TASK DESCRIPTION: Work out how many lines in the listing below include the word "response"; answer with the number alone.

DATA IN THIS EXERCISE:
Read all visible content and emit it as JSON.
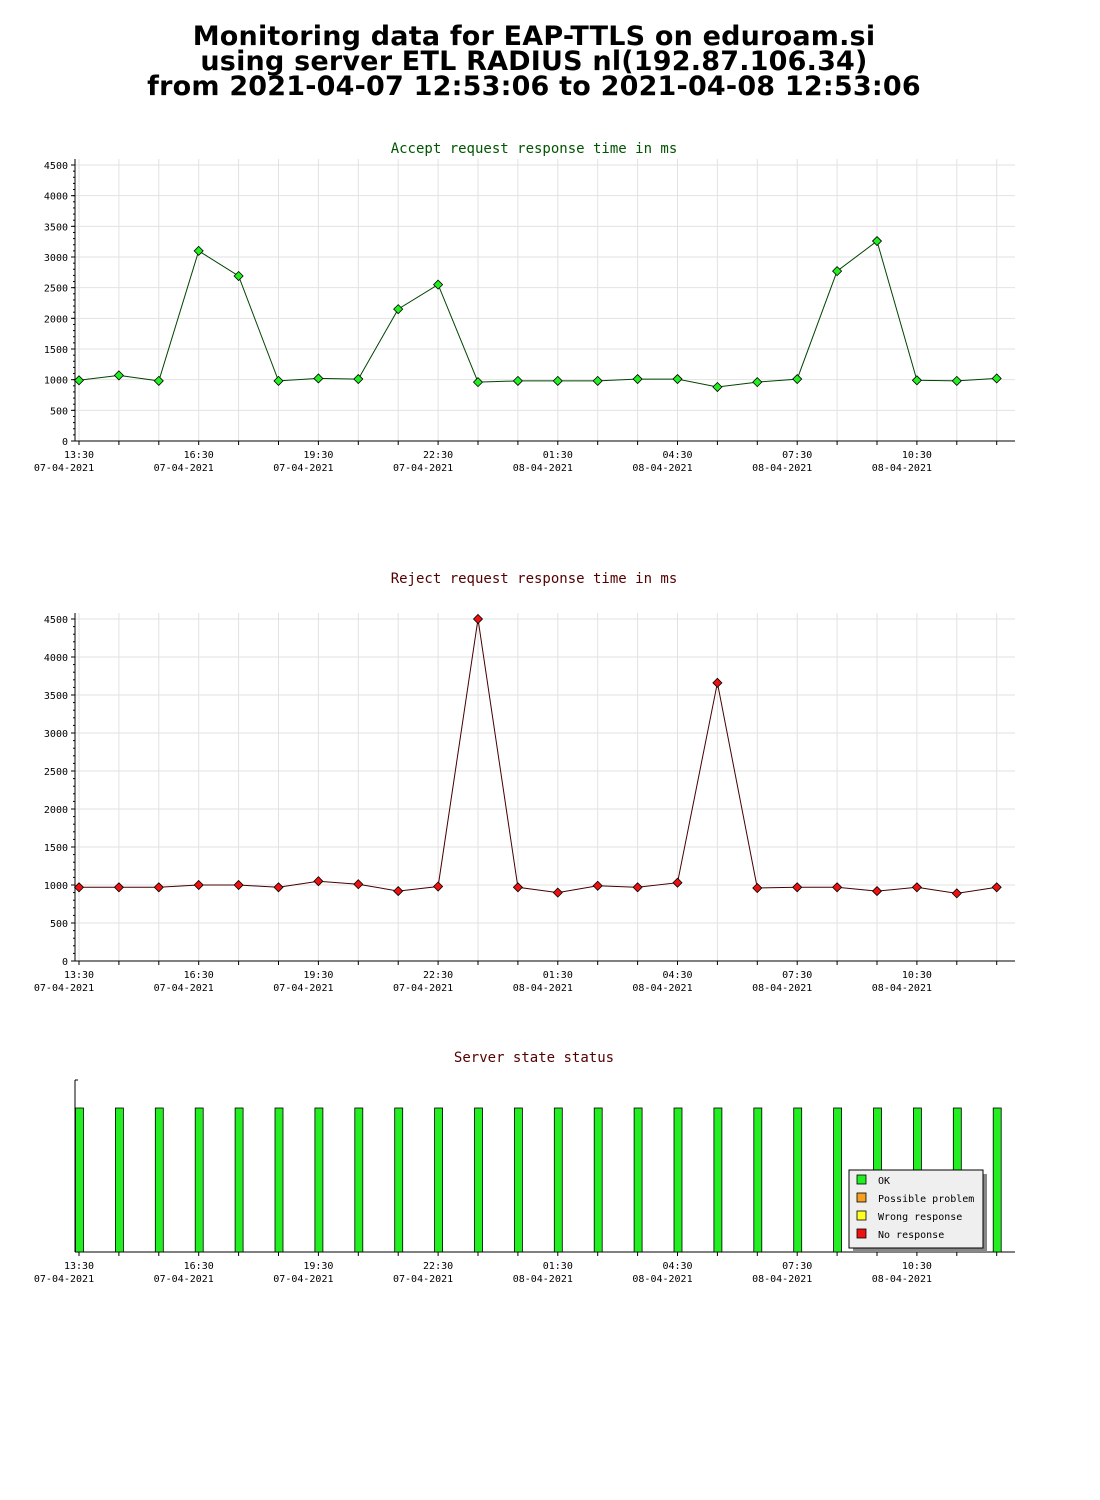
{
  "page": {
    "title_lines": [
      "Monitoring data for EAP-TTLS on eduroam.si",
      "using server ETL RADIUS nl(192.87.106.34)",
      "from 2021-04-07  12:53:06 to 2021-04-08  12:53:06"
    ]
  },
  "chart_data": [
    {
      "type": "line",
      "title": "Accept request response time in ms",
      "title_color": "#005500",
      "line_color": "#004400",
      "marker_color": "#22ee22",
      "xlabel": "",
      "ylabel": "",
      "ylim": [
        0,
        4500
      ],
      "yticks": [
        0,
        500,
        1000,
        1500,
        2000,
        2500,
        3000,
        3500,
        4000,
        4500
      ],
      "x_tick_labels": [
        [
          "13:30",
          "07-04-2021"
        ],
        [
          "16:30",
          "07-04-2021"
        ],
        [
          "19:30",
          "07-04-2021"
        ],
        [
          "22:30",
          "07-04-2021"
        ],
        [
          "01:30",
          "08-04-2021"
        ],
        [
          "04:30",
          "08-04-2021"
        ],
        [
          "07:30",
          "08-04-2021"
        ],
        [
          "10:30",
          "08-04-2021"
        ]
      ],
      "grid": true,
      "x_unit": "hours since 13:30 07-04-2021",
      "series": [
        {
          "x": [
            0,
            1,
            2,
            3,
            4,
            5,
            6,
            7,
            8,
            9,
            10,
            11,
            12,
            13,
            14,
            15,
            16,
            17,
            18,
            19,
            20,
            21,
            22,
            23
          ],
          "values": [
            990,
            1070,
            980,
            3100,
            2690,
            980,
            1020,
            1010,
            2150,
            2550,
            960,
            980,
            980,
            980,
            1010,
            1010,
            880,
            960,
            1010,
            2770,
            3260,
            990,
            980,
            1020
          ]
        }
      ]
    },
    {
      "type": "line",
      "title": "Reject request response time in ms",
      "title_color": "#550000",
      "line_color": "#440000",
      "marker_color": "#ee1111",
      "xlabel": "",
      "ylabel": "",
      "ylim": [
        0,
        4500
      ],
      "yticks": [
        0,
        500,
        1000,
        1500,
        2000,
        2500,
        3000,
        3500,
        4000,
        4500
      ],
      "x_tick_labels": [
        [
          "13:30",
          "07-04-2021"
        ],
        [
          "16:30",
          "07-04-2021"
        ],
        [
          "19:30",
          "07-04-2021"
        ],
        [
          "22:30",
          "07-04-2021"
        ],
        [
          "01:30",
          "08-04-2021"
        ],
        [
          "04:30",
          "08-04-2021"
        ],
        [
          "07:30",
          "08-04-2021"
        ],
        [
          "10:30",
          "08-04-2021"
        ]
      ],
      "grid": true,
      "x_unit": "hours since 13:30 07-04-2021",
      "series": [
        {
          "x": [
            0,
            1,
            2,
            3,
            4,
            5,
            6,
            7,
            8,
            9,
            10,
            11,
            12,
            13,
            14,
            15,
            16,
            17,
            18,
            19,
            20,
            21,
            22,
            23
          ],
          "values": [
            970,
            970,
            970,
            1000,
            1000,
            970,
            1050,
            1010,
            920,
            980,
            4500,
            970,
            900,
            990,
            970,
            1030,
            3660,
            960,
            970,
            970,
            920,
            970,
            890,
            970
          ]
        }
      ]
    },
    {
      "type": "bar",
      "title": "Server state status",
      "title_color": "#550000",
      "x_tick_labels": [
        [
          "13:30",
          "07-04-2021"
        ],
        [
          "16:30",
          "07-04-2021"
        ],
        [
          "19:30",
          "07-04-2021"
        ],
        [
          "22:30",
          "07-04-2021"
        ],
        [
          "01:30",
          "08-04-2021"
        ],
        [
          "04:30",
          "08-04-2021"
        ],
        [
          "07:30",
          "08-04-2021"
        ],
        [
          "10:30",
          "08-04-2021"
        ]
      ],
      "grid": false,
      "x_unit": "hours since 13:30 07-04-2021",
      "x": [
        0,
        1,
        2,
        3,
        4,
        5,
        6,
        7,
        8,
        9,
        10,
        11,
        12,
        13,
        14,
        15,
        16,
        17,
        18,
        19,
        20,
        21,
        22,
        23
      ],
      "states": [
        "OK",
        "OK",
        "OK",
        "OK",
        "OK",
        "OK",
        "OK",
        "OK",
        "OK",
        "OK",
        "OK",
        "OK",
        "OK",
        "OK",
        "OK",
        "OK",
        "OK",
        "OK",
        "OK",
        "OK",
        "OK",
        "OK",
        "OK",
        "OK"
      ],
      "legend_position": "bottom-right",
      "legend": [
        {
          "label": "OK",
          "color": "#22ee22"
        },
        {
          "label": "Possible problem",
          "color": "#f5a020"
        },
        {
          "label": "Wrong response",
          "color": "#ffff22"
        },
        {
          "label": "No response",
          "color": "#ee1111"
        }
      ]
    }
  ]
}
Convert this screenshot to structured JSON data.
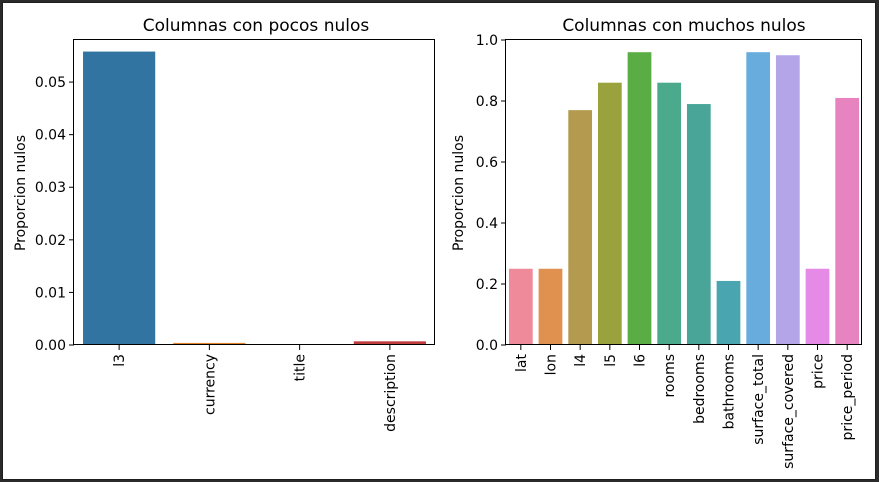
{
  "chart_data": [
    {
      "type": "bar",
      "title": "Columnas con pocos nulos",
      "xlabel": "",
      "ylabel": "Proporcion nulos",
      "ylim": [
        0,
        0.058
      ],
      "yticks": [
        "0.00",
        "0.01",
        "0.02",
        "0.03",
        "0.04",
        "0.05"
      ],
      "categories": [
        "l3",
        "currency",
        "title",
        "description"
      ],
      "values": [
        0.0558,
        0.0004,
        0.0,
        0.0007
      ],
      "colors": [
        "#3274a1",
        "#e1812c",
        "#3a923a",
        "#c03d3e"
      ]
    },
    {
      "type": "bar",
      "title": "Columnas con muchos nulos",
      "xlabel": "",
      "ylabel": "Proporcion nulos",
      "ylim": [
        0,
        1.0
      ],
      "yticks": [
        "0.0",
        "0.2",
        "0.4",
        "0.6",
        "0.8",
        "1.0"
      ],
      "categories": [
        "lat",
        "lon",
        "l4",
        "l5",
        "l6",
        "rooms",
        "bedrooms",
        "bathrooms",
        "surface_total",
        "surface_covered",
        "price",
        "price_period"
      ],
      "values": [
        0.25,
        0.25,
        0.77,
        0.86,
        0.96,
        0.86,
        0.79,
        0.21,
        0.96,
        0.95,
        0.25,
        0.81
      ],
      "colors": [
        "#ef8a9b",
        "#e1914f",
        "#b49a4e",
        "#99a23d",
        "#5aac45",
        "#4aaa8b",
        "#49a598",
        "#49a6b1",
        "#68acdd",
        "#b4a4e8",
        "#e58be7",
        "#e783be"
      ]
    }
  ]
}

EXPECTED ANSWER: 4